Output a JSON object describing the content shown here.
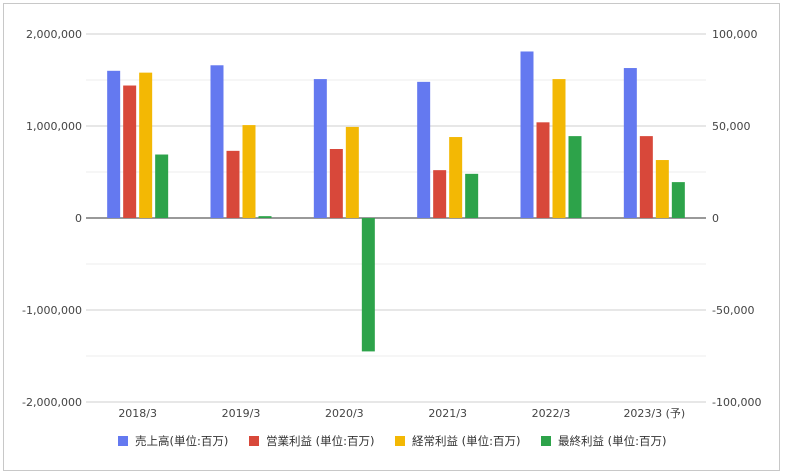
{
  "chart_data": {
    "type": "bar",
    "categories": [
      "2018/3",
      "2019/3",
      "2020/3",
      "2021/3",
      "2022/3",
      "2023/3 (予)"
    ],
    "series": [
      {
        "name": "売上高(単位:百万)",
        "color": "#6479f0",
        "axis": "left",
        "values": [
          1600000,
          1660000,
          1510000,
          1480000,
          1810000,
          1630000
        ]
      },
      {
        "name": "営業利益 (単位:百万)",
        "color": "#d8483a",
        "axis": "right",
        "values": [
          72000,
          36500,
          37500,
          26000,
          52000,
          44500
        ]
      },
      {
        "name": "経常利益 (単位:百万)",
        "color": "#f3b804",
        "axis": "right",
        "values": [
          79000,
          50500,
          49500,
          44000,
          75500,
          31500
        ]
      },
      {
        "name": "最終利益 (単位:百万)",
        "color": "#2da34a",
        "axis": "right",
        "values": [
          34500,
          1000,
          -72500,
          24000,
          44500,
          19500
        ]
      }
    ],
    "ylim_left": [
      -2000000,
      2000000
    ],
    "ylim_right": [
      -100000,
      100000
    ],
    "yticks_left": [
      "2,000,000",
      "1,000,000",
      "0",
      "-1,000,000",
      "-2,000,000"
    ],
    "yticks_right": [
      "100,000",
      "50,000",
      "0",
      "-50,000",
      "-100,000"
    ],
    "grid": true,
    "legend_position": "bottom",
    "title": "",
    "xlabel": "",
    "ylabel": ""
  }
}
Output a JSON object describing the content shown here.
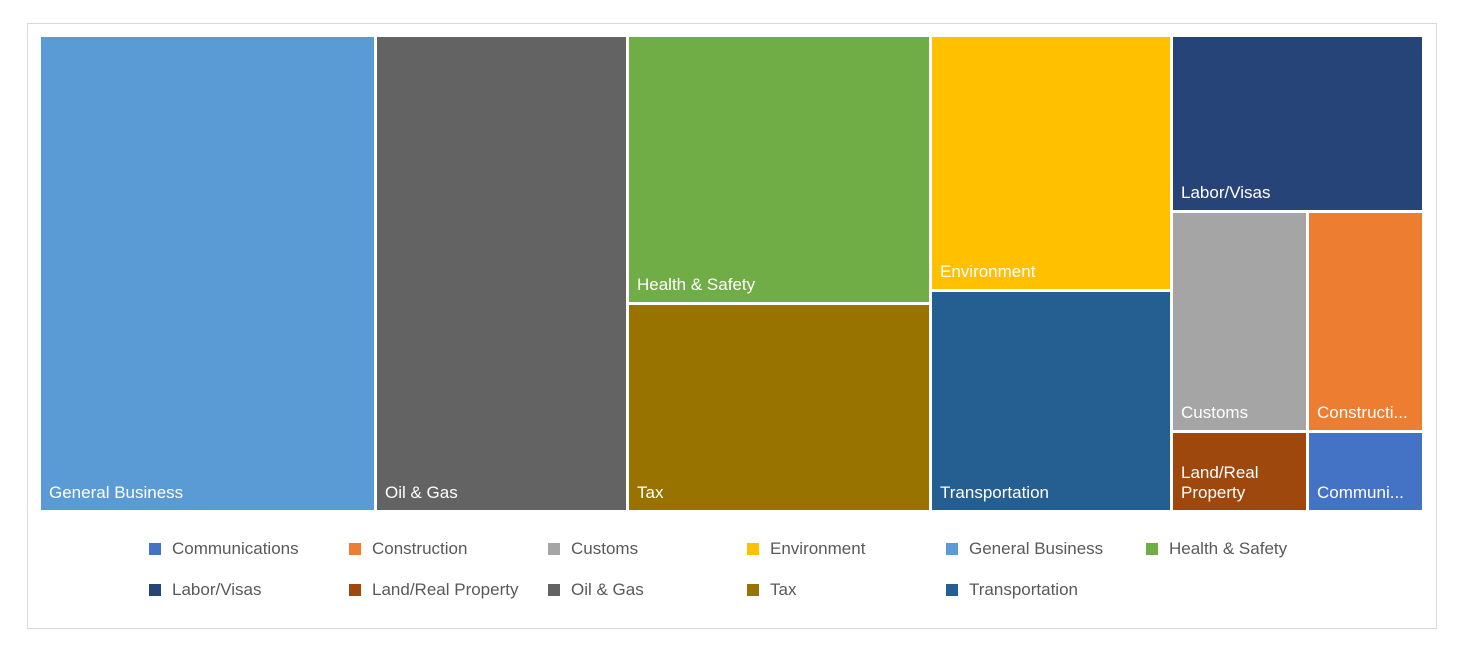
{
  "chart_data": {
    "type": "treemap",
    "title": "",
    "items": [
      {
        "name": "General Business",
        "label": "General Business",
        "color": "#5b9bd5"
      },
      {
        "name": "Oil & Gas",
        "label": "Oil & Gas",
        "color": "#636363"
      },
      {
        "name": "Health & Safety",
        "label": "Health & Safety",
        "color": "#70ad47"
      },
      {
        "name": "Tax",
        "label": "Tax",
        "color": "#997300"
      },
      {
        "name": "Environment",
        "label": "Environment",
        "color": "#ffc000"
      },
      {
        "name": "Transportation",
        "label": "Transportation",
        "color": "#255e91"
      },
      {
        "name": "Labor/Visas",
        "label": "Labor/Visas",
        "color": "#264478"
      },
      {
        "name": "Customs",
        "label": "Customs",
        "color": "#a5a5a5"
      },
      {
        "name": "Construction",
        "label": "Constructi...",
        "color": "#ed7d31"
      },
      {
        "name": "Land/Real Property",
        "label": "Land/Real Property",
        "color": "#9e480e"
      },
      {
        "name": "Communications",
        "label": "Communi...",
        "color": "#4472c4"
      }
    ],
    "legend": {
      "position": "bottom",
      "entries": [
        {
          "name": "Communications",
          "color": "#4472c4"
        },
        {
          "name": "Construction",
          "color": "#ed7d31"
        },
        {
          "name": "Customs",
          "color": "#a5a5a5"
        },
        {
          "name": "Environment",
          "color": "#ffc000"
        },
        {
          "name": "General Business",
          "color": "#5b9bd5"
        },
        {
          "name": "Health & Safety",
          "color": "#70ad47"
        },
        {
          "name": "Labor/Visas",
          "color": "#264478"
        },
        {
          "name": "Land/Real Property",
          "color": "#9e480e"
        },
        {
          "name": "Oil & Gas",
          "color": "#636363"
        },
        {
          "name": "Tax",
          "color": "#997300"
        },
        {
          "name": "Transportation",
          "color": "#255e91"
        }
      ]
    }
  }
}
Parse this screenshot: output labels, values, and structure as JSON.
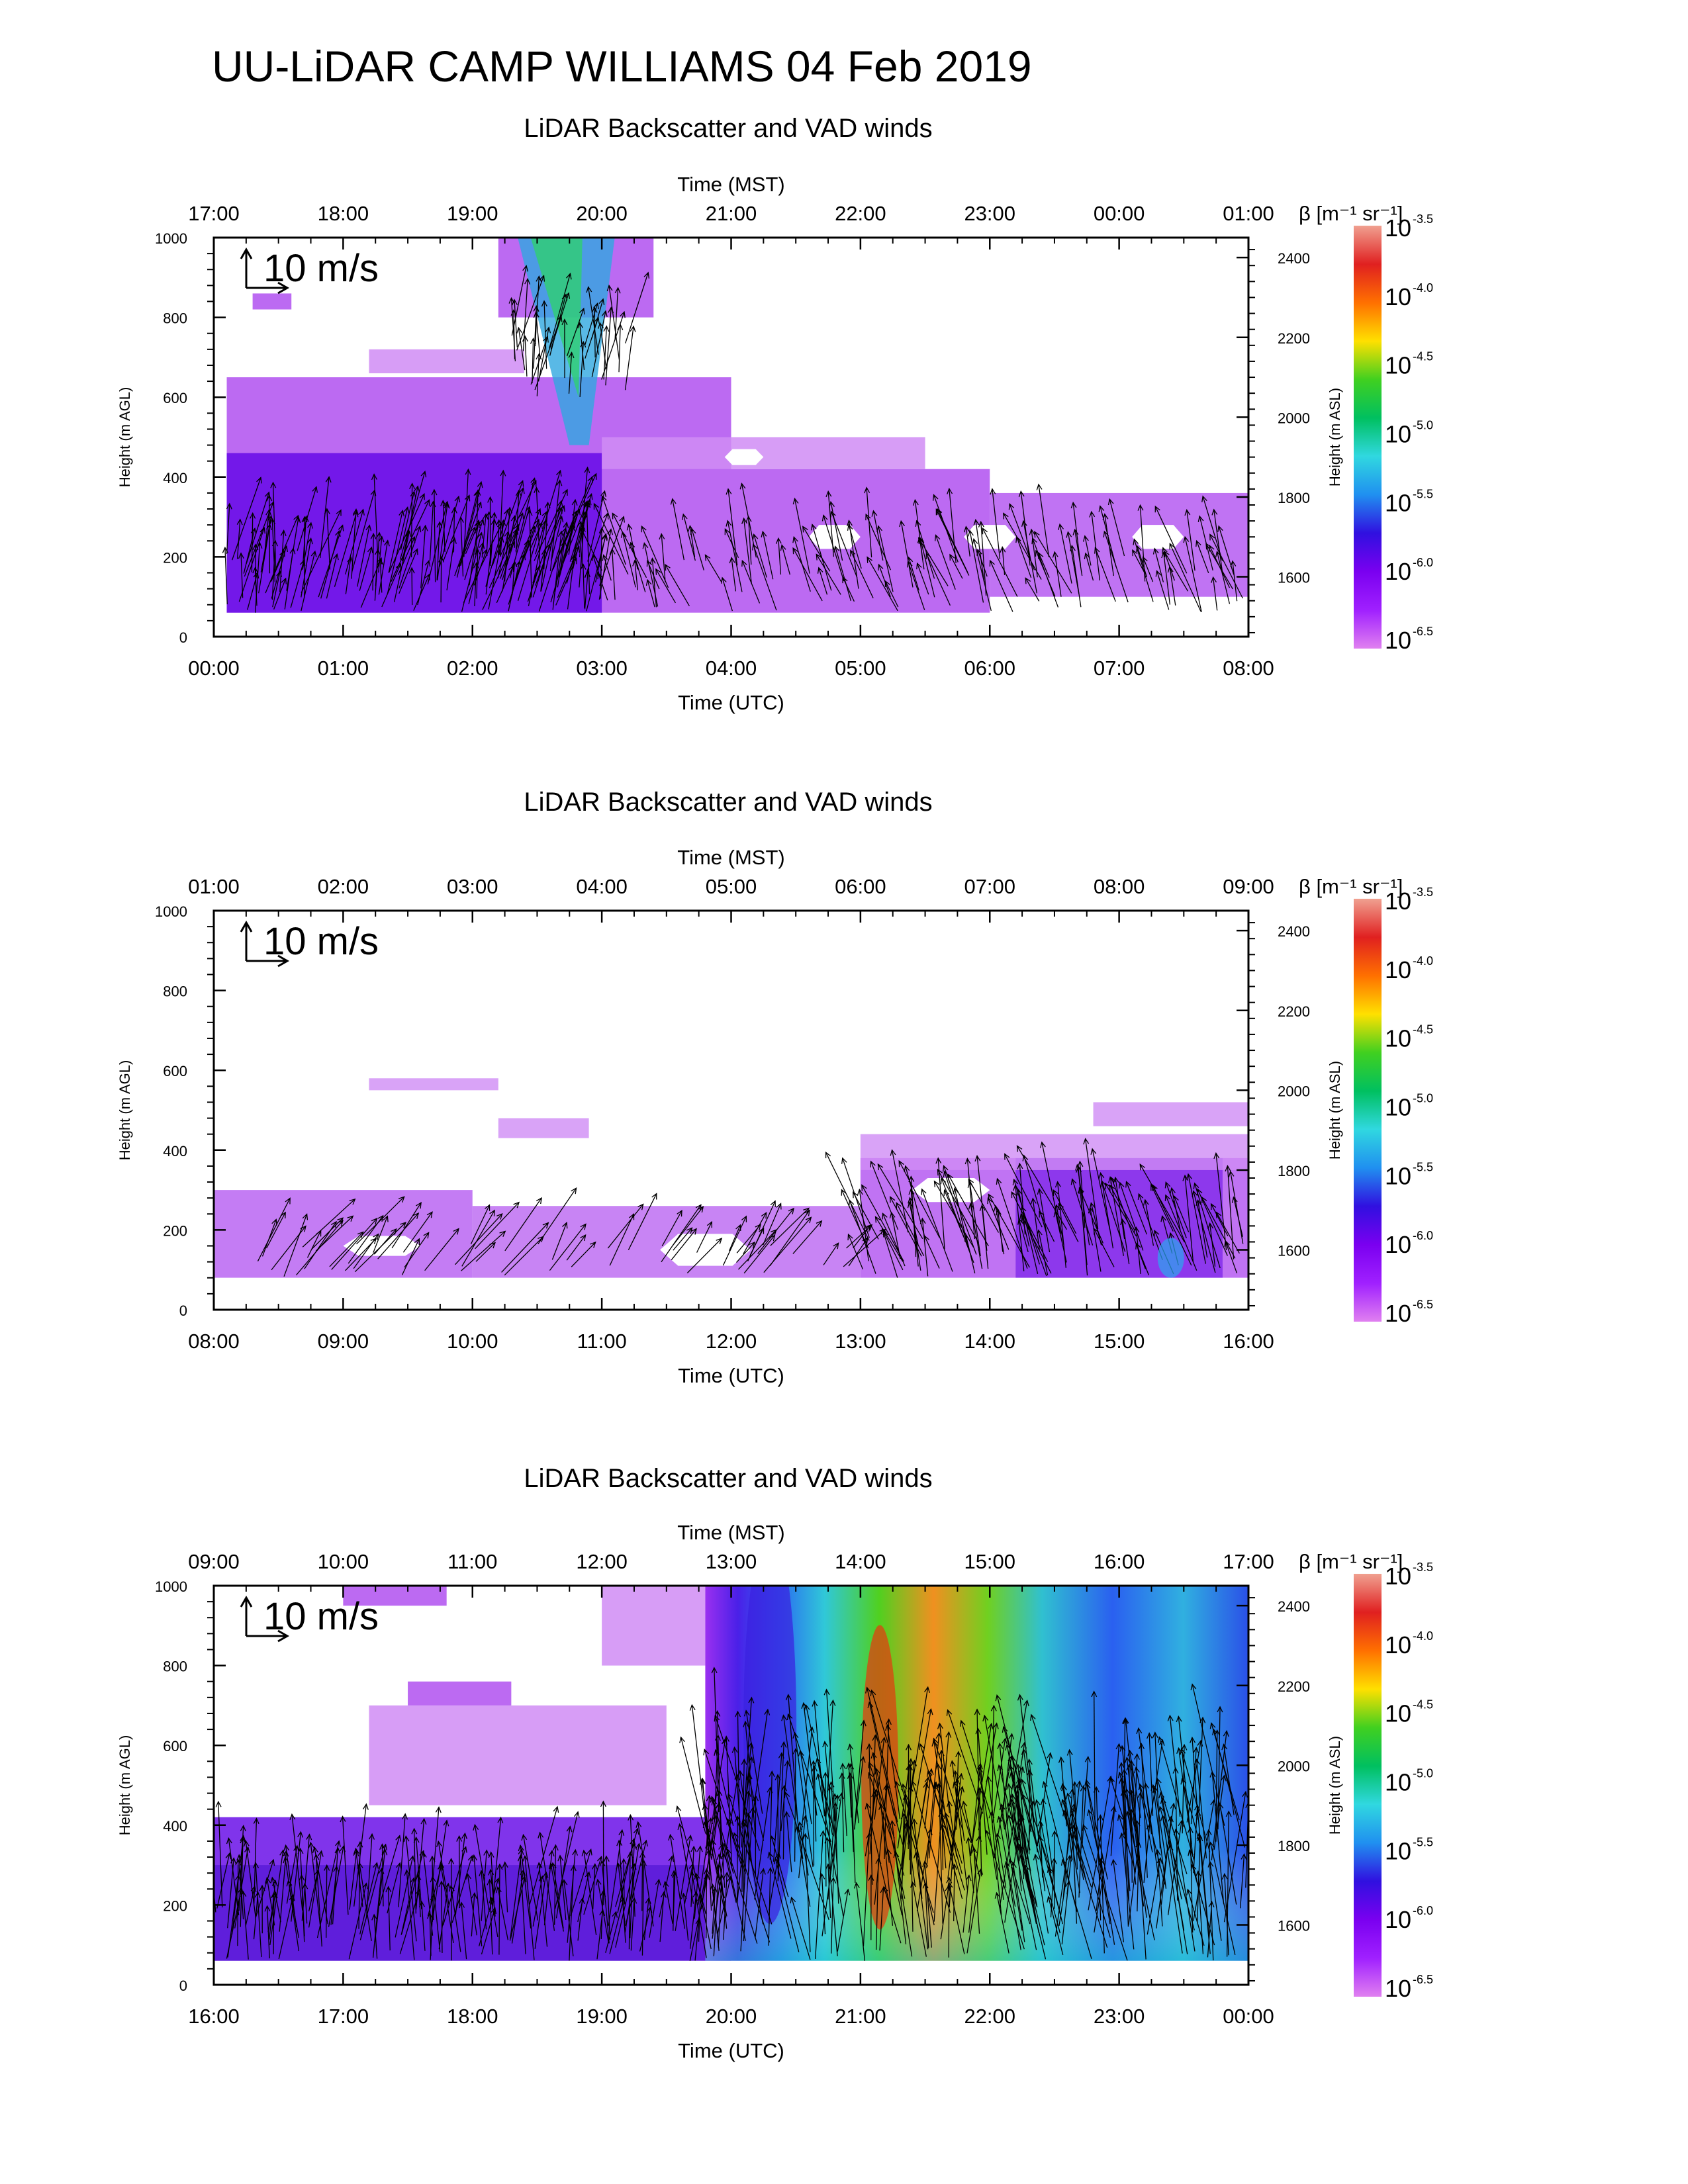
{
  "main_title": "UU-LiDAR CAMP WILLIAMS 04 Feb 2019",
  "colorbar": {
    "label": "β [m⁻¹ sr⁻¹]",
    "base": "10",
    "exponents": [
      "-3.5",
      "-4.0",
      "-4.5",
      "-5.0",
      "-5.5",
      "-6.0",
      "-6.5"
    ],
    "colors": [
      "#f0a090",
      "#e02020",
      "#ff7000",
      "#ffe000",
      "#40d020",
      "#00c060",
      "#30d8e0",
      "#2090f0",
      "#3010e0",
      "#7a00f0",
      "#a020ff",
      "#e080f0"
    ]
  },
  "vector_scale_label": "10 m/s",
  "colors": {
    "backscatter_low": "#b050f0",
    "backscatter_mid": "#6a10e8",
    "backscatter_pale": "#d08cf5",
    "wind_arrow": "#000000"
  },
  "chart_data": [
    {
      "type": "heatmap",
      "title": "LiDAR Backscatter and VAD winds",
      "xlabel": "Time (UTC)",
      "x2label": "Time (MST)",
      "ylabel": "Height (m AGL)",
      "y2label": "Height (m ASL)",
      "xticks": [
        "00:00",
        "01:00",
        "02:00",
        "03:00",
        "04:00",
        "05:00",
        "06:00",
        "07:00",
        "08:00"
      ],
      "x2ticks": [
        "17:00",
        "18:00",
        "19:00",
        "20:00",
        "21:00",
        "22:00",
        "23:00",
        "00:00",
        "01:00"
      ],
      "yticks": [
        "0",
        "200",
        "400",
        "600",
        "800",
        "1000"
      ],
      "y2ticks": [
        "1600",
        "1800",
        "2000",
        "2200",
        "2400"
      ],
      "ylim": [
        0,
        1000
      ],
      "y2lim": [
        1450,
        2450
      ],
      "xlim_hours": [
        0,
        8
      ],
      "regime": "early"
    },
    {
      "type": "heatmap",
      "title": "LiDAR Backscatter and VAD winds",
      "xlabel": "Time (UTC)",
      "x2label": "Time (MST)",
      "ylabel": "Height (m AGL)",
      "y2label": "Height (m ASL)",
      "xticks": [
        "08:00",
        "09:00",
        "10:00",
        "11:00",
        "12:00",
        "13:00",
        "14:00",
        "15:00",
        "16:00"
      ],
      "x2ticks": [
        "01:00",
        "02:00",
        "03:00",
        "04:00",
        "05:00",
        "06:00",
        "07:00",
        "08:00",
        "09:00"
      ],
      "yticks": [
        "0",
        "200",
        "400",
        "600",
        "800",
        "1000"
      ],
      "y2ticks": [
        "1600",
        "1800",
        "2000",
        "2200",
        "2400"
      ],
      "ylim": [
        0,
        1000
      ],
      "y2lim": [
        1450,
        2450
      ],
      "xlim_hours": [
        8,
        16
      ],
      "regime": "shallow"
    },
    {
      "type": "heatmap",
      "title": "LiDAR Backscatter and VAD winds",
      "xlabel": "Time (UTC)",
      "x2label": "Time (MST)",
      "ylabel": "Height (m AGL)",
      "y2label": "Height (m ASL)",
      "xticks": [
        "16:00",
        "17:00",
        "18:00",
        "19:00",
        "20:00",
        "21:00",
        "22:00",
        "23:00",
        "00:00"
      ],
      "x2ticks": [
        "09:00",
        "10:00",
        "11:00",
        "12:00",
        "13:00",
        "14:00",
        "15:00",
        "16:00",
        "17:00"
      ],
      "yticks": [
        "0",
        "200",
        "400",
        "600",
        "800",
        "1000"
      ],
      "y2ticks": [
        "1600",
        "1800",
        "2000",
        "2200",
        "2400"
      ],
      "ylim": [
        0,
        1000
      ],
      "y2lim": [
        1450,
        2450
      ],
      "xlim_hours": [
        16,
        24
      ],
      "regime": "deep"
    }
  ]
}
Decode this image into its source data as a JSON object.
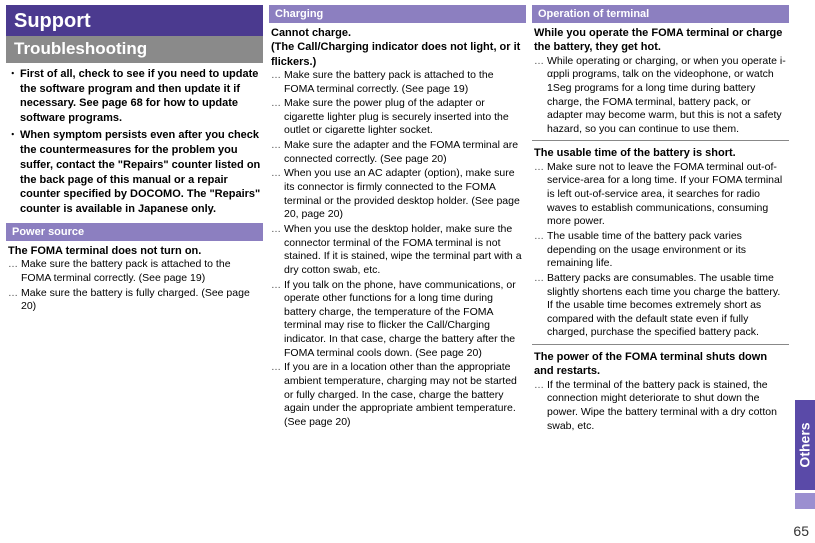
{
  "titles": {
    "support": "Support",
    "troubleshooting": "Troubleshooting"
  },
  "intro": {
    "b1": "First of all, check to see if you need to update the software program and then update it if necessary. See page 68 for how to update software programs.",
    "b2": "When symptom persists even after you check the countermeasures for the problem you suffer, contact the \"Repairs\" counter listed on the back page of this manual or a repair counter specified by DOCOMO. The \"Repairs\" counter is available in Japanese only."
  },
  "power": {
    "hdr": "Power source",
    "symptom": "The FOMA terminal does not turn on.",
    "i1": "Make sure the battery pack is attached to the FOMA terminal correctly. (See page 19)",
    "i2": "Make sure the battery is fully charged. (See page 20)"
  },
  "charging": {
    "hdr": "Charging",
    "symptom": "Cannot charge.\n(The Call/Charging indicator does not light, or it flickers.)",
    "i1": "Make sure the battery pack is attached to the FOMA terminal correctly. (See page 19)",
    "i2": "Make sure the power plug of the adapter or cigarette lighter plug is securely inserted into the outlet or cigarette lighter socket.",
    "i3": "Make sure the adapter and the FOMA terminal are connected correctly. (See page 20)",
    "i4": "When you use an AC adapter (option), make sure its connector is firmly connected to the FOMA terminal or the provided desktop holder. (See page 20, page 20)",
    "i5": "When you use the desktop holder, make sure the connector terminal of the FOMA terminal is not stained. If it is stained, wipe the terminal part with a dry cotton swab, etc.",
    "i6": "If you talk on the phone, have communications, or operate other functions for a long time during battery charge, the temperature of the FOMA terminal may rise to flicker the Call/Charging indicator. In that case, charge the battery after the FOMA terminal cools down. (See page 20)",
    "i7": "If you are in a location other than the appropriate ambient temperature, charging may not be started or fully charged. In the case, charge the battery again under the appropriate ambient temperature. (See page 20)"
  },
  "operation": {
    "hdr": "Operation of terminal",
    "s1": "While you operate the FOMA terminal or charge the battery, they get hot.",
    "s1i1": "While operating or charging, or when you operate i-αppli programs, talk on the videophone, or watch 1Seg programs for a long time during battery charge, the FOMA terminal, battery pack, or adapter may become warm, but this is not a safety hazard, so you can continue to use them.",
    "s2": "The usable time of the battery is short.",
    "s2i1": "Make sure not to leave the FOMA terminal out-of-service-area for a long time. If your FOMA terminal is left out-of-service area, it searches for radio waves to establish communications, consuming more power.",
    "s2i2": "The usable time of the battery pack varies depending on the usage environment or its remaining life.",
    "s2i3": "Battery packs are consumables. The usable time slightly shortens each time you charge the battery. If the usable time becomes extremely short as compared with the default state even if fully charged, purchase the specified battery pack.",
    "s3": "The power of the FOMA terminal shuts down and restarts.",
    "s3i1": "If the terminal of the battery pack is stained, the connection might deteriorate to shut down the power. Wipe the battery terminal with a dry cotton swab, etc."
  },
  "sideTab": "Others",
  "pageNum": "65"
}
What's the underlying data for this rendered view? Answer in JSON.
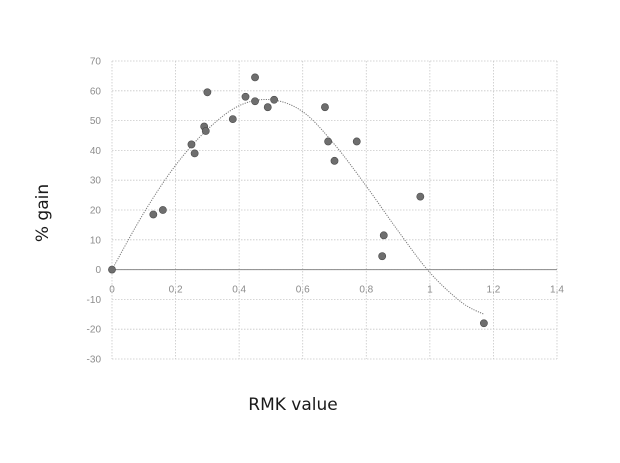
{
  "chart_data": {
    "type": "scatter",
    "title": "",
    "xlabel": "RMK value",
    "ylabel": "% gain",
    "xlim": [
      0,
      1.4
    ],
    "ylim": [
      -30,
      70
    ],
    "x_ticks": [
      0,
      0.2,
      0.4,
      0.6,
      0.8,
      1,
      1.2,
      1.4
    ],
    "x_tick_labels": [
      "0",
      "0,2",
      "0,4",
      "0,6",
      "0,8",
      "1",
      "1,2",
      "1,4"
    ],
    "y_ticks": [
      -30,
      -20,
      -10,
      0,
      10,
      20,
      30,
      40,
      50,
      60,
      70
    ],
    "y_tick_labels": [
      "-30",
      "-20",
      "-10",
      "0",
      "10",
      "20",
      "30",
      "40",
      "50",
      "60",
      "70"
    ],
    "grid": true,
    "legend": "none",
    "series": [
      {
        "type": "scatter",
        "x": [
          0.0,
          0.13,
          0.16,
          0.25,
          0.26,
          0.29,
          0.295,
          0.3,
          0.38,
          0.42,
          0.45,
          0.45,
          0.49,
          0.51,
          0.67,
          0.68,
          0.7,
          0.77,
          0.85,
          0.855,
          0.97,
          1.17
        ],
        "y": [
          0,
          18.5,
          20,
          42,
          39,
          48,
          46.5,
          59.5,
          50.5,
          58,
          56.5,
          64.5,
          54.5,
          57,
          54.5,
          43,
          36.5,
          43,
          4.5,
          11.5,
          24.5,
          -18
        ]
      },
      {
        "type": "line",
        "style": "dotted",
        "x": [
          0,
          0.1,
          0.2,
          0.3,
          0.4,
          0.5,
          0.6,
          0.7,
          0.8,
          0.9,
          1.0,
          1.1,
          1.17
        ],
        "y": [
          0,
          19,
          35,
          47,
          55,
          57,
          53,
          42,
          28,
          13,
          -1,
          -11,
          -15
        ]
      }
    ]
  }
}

■ ■ ■

■ **Exercise**
In the listing, find each line with the string "JSON" and copy it.

■ **Solved problem**
Output a JSON object describing the content shown here.
Output a JSON object describing the content shown here.
Parse this screenshot: output labels, values, and structure as JSON.
Decode this image into its source data as a JSON object.
What's the underlying data for this rendered view? Answer in JSON.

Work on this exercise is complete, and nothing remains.